→ EXERCISE MATERIAL
═══

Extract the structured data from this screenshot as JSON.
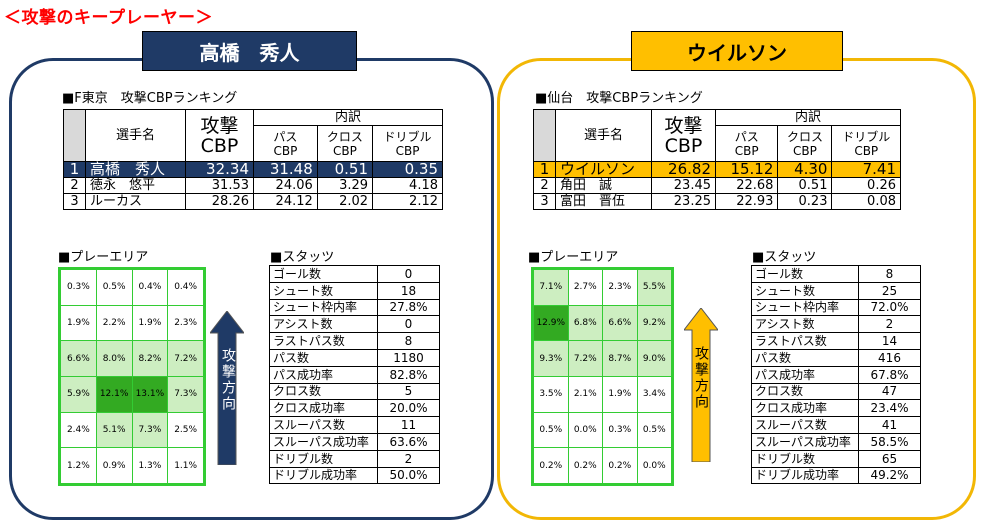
{
  "page_title": "＜攻撃のキープレーヤー＞",
  "left": {
    "name": "高橋　秀人",
    "ranking_title": "■F東京　攻撃CBPランキング",
    "table_headers": {
      "player": "選手名",
      "attack": "攻撃",
      "cbp": "CBP",
      "breakdown": "内訳",
      "pass": "パス",
      "cross": "クロス",
      "dribble": "ドリブル",
      "cbp_sub": "CBP"
    },
    "rows": [
      {
        "rank": "1",
        "name": "高橋　秀人",
        "total": "32.34",
        "pass": "31.48",
        "cross": "0.51",
        "dribble": "0.35"
      },
      {
        "rank": "2",
        "name": "徳永　悠平",
        "total": "31.53",
        "pass": "24.06",
        "cross": "3.29",
        "dribble": "4.18"
      },
      {
        "rank": "3",
        "name": "ルーカス",
        "total": "28.26",
        "pass": "24.12",
        "cross": "2.02",
        "dribble": "2.12"
      }
    ],
    "play_area_title": "■プレーエリア",
    "play_area": [
      [
        "0.3%",
        "0.5%",
        "0.4%",
        "0.4%"
      ],
      [
        "1.9%",
        "2.2%",
        "1.9%",
        "2.3%"
      ],
      [
        "6.6%",
        "8.0%",
        "8.2%",
        "7.2%"
      ],
      [
        "5.9%",
        "12.1%",
        "13.1%",
        "7.3%"
      ],
      [
        "2.4%",
        "5.1%",
        "7.3%",
        "2.5%"
      ],
      [
        "1.2%",
        "0.9%",
        "1.3%",
        "1.1%"
      ]
    ],
    "arrow_label": "攻撃方向",
    "arrow_color": "#1f3a66",
    "stats_title": "■スタッツ",
    "stats": [
      {
        "label": "ゴール数",
        "value": "0"
      },
      {
        "label": "シュート数",
        "value": "18"
      },
      {
        "label": "シュート枠内率",
        "value": "27.8%"
      },
      {
        "label": "アシスト数",
        "value": "0"
      },
      {
        "label": "ラストパス数",
        "value": "8"
      },
      {
        "label": "パス数",
        "value": "1180"
      },
      {
        "label": "パス成功率",
        "value": "82.8%"
      },
      {
        "label": "クロス数",
        "value": "5"
      },
      {
        "label": "クロス成功率",
        "value": "20.0%"
      },
      {
        "label": "スルーパス数",
        "value": "11"
      },
      {
        "label": "スルーパス成功率",
        "value": "63.6%"
      },
      {
        "label": "ドリブル数",
        "value": "2"
      },
      {
        "label": "ドリブル成功率",
        "value": "50.0%"
      }
    ]
  },
  "right": {
    "name": "ウイルソン",
    "ranking_title": "■仙台　攻撃CBPランキング",
    "table_headers": {
      "player": "選手名",
      "attack": "攻撃",
      "cbp": "CBP",
      "breakdown": "内訳",
      "pass": "パス",
      "cross": "クロス",
      "dribble": "ドリブル",
      "cbp_sub": "CBP"
    },
    "rows": [
      {
        "rank": "1",
        "name": "ウイルソン",
        "total": "26.82",
        "pass": "15.12",
        "cross": "4.30",
        "dribble": "7.41"
      },
      {
        "rank": "2",
        "name": "角田　誠",
        "total": "23.45",
        "pass": "22.68",
        "cross": "0.51",
        "dribble": "0.26"
      },
      {
        "rank": "3",
        "name": "富田　晋伍",
        "total": "23.25",
        "pass": "22.93",
        "cross": "0.23",
        "dribble": "0.08"
      }
    ],
    "play_area_title": "■プレーエリア",
    "play_area": [
      [
        "7.1%",
        "2.7%",
        "2.3%",
        "5.5%"
      ],
      [
        "12.9%",
        "6.8%",
        "6.6%",
        "9.2%"
      ],
      [
        "9.3%",
        "7.2%",
        "8.7%",
        "9.0%"
      ],
      [
        "3.5%",
        "2.1%",
        "1.9%",
        "3.4%"
      ],
      [
        "0.5%",
        "0.0%",
        "0.3%",
        "0.5%"
      ],
      [
        "0.2%",
        "0.2%",
        "0.2%",
        "0.0%"
      ]
    ],
    "arrow_label": "攻撃方向",
    "arrow_color": "#ffbf00",
    "stats_title": "■スタッツ",
    "stats": [
      {
        "label": "ゴール数",
        "value": "8"
      },
      {
        "label": "シュート数",
        "value": "25"
      },
      {
        "label": "シュート枠内率",
        "value": "72.0%"
      },
      {
        "label": "アシスト数",
        "value": "2"
      },
      {
        "label": "ラストパス数",
        "value": "14"
      },
      {
        "label": "パス数",
        "value": "416"
      },
      {
        "label": "パス成功率",
        "value": "67.8%"
      },
      {
        "label": "クロス数",
        "value": "47"
      },
      {
        "label": "クロス成功率",
        "value": "23.4%"
      },
      {
        "label": "スルーパス数",
        "value": "41"
      },
      {
        "label": "スルーパス成功率",
        "value": "58.5%"
      },
      {
        "label": "ドリブル数",
        "value": "65"
      },
      {
        "label": "ドリブル成功率",
        "value": "49.2%"
      }
    ]
  }
}
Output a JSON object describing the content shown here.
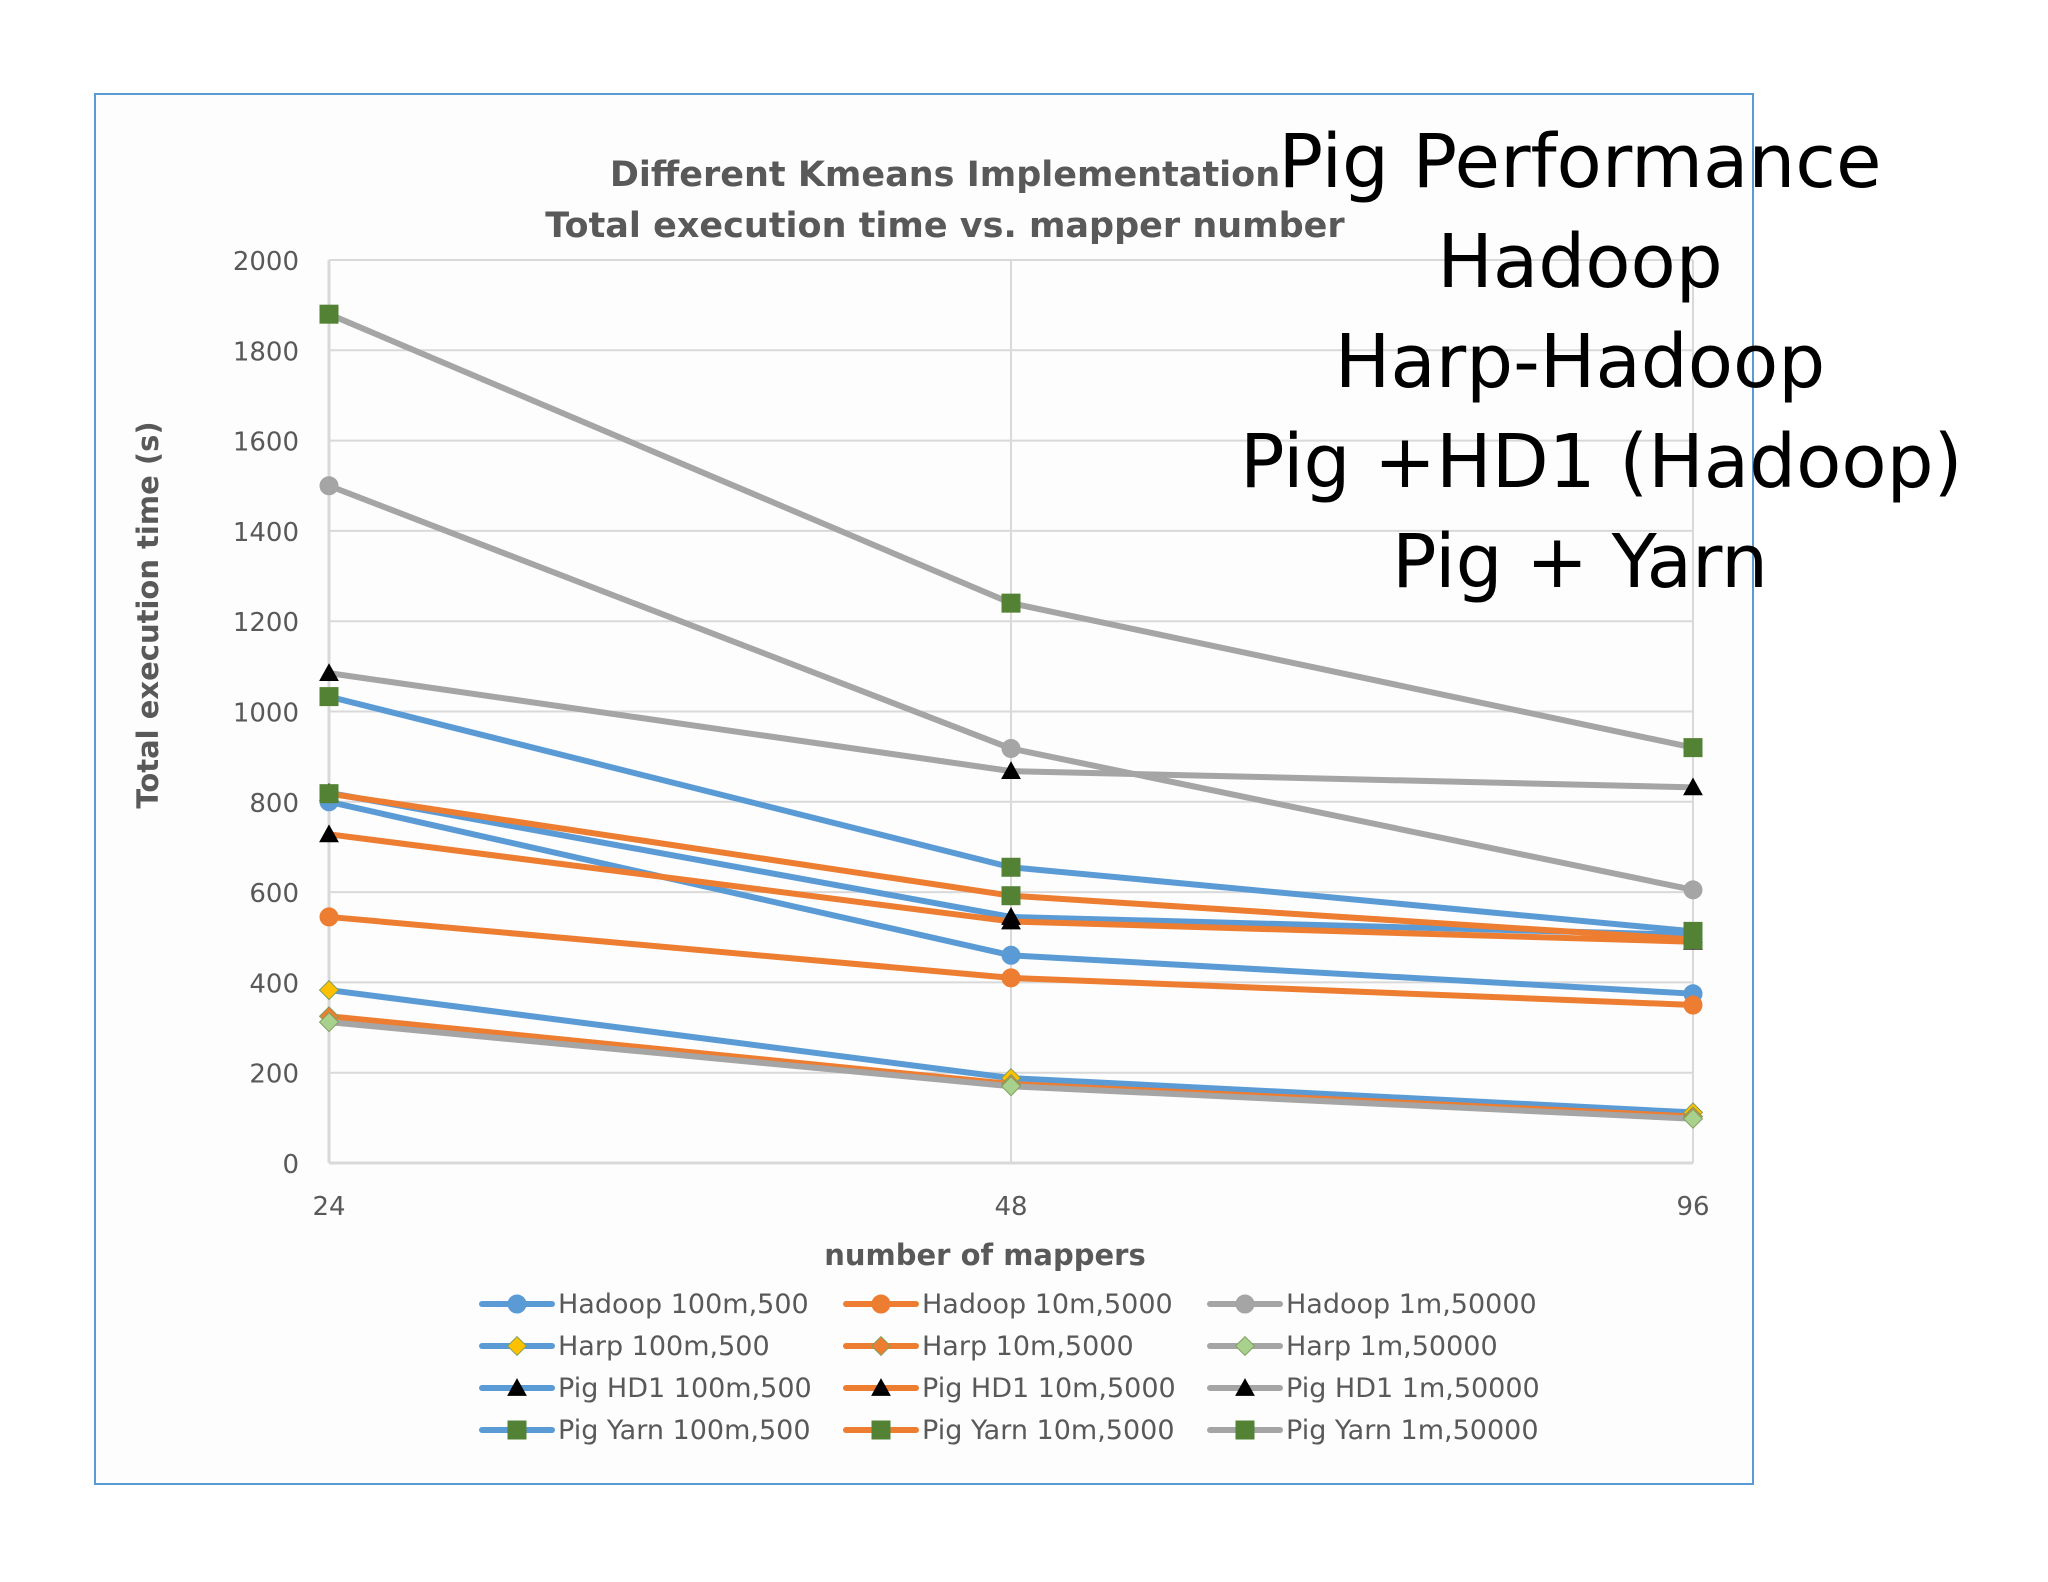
{
  "slide": {
    "title_lines": [
      "Pig Performance",
      "Hadoop",
      "Harp-Hadoop",
      "Pig +HD1 (Hadoop)",
      "Pig + Yarn"
    ]
  },
  "colors": {
    "blue": "#5b9bd5",
    "orange": "#ed7d31",
    "gray": "#a5a5a5",
    "yellow_marker": "#ffc000",
    "green_marker": "#548235",
    "light_green_marker": "#a9d18e",
    "black_marker": "#000000",
    "frame_border": "#5b9bd5"
  },
  "chart_data": {
    "type": "line",
    "title": "Different Kmeans Implementation\nTotal execution time vs. mapper number",
    "title_lines": [
      "Different Kmeans Implementation",
      "Total execution time vs. mapper number"
    ],
    "xlabel": "number of mappers",
    "ylabel": "Total execution time  (s)",
    "categories": [
      "24",
      "48",
      "96"
    ],
    "ylim": [
      0,
      2000
    ],
    "yticks": [
      0,
      200,
      400,
      600,
      800,
      1000,
      1200,
      1400,
      1600,
      1800,
      2000
    ],
    "grid": true,
    "legend_position": "bottom",
    "series": [
      {
        "name": "Hadoop 100m,500",
        "color": "#5b9bd5",
        "marker": "circle",
        "marker_color": "#5b9bd5",
        "values": [
          800,
          460,
          375
        ]
      },
      {
        "name": "Hadoop 10m,5000",
        "color": "#ed7d31",
        "marker": "circle",
        "marker_color": "#ed7d31",
        "values": [
          545,
          410,
          350
        ]
      },
      {
        "name": "Hadoop 1m,50000",
        "color": "#a5a5a5",
        "marker": "circle",
        "marker_color": "#a5a5a5",
        "values": [
          1500,
          918,
          605
        ]
      },
      {
        "name": "Harp 100m,500",
        "color": "#5b9bd5",
        "marker": "diamond",
        "marker_color": "#ffc000",
        "values": [
          383,
          188,
          112
        ]
      },
      {
        "name": "Harp 10m,5000",
        "color": "#ed7d31",
        "marker": "diamond",
        "marker_color": "#ed7d31",
        "values": [
          325,
          175,
          103
        ]
      },
      {
        "name": "Harp 1m,50000",
        "color": "#a5a5a5",
        "marker": "diamond",
        "marker_color": "#a9d18e",
        "values": [
          312,
          170,
          98
        ]
      },
      {
        "name": "Pig HD1 100m,500",
        "color": "#5b9bd5",
        "marker": "triangle",
        "marker_color": "#000000",
        "values": [
          820,
          545,
          505
        ]
      },
      {
        "name": "Pig HD1 10m,5000",
        "color": "#ed7d31",
        "marker": "triangle",
        "marker_color": "#000000",
        "values": [
          728,
          535,
          490
        ]
      },
      {
        "name": "Pig HD1 1m,50000",
        "color": "#a5a5a5",
        "marker": "triangle",
        "marker_color": "#000000",
        "values": [
          1085,
          868,
          832
        ]
      },
      {
        "name": "Pig Yarn 100m,500",
        "color": "#5b9bd5",
        "marker": "square",
        "marker_color": "#548235",
        "values": [
          1033,
          655,
          513
        ]
      },
      {
        "name": "Pig Yarn 10m,5000",
        "color": "#ed7d31",
        "marker": "square",
        "marker_color": "#548235",
        "values": [
          818,
          592,
          495
        ]
      },
      {
        "name": "Pig Yarn 1m,50000",
        "color": "#a5a5a5",
        "marker": "square",
        "marker_color": "#548235",
        "values": [
          1880,
          1240,
          920
        ]
      }
    ]
  }
}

═══

→ TASK OBJECTIVE
Isolate the lines above that contain the word "number" and copy them.

→ ANSWER FOR THE TASK
    "title": "Different Kmeans Implementation\nTotal execution time vs. mapper number",
      "Total execution time vs. mapper number"
    "xlabel": "number of mappers",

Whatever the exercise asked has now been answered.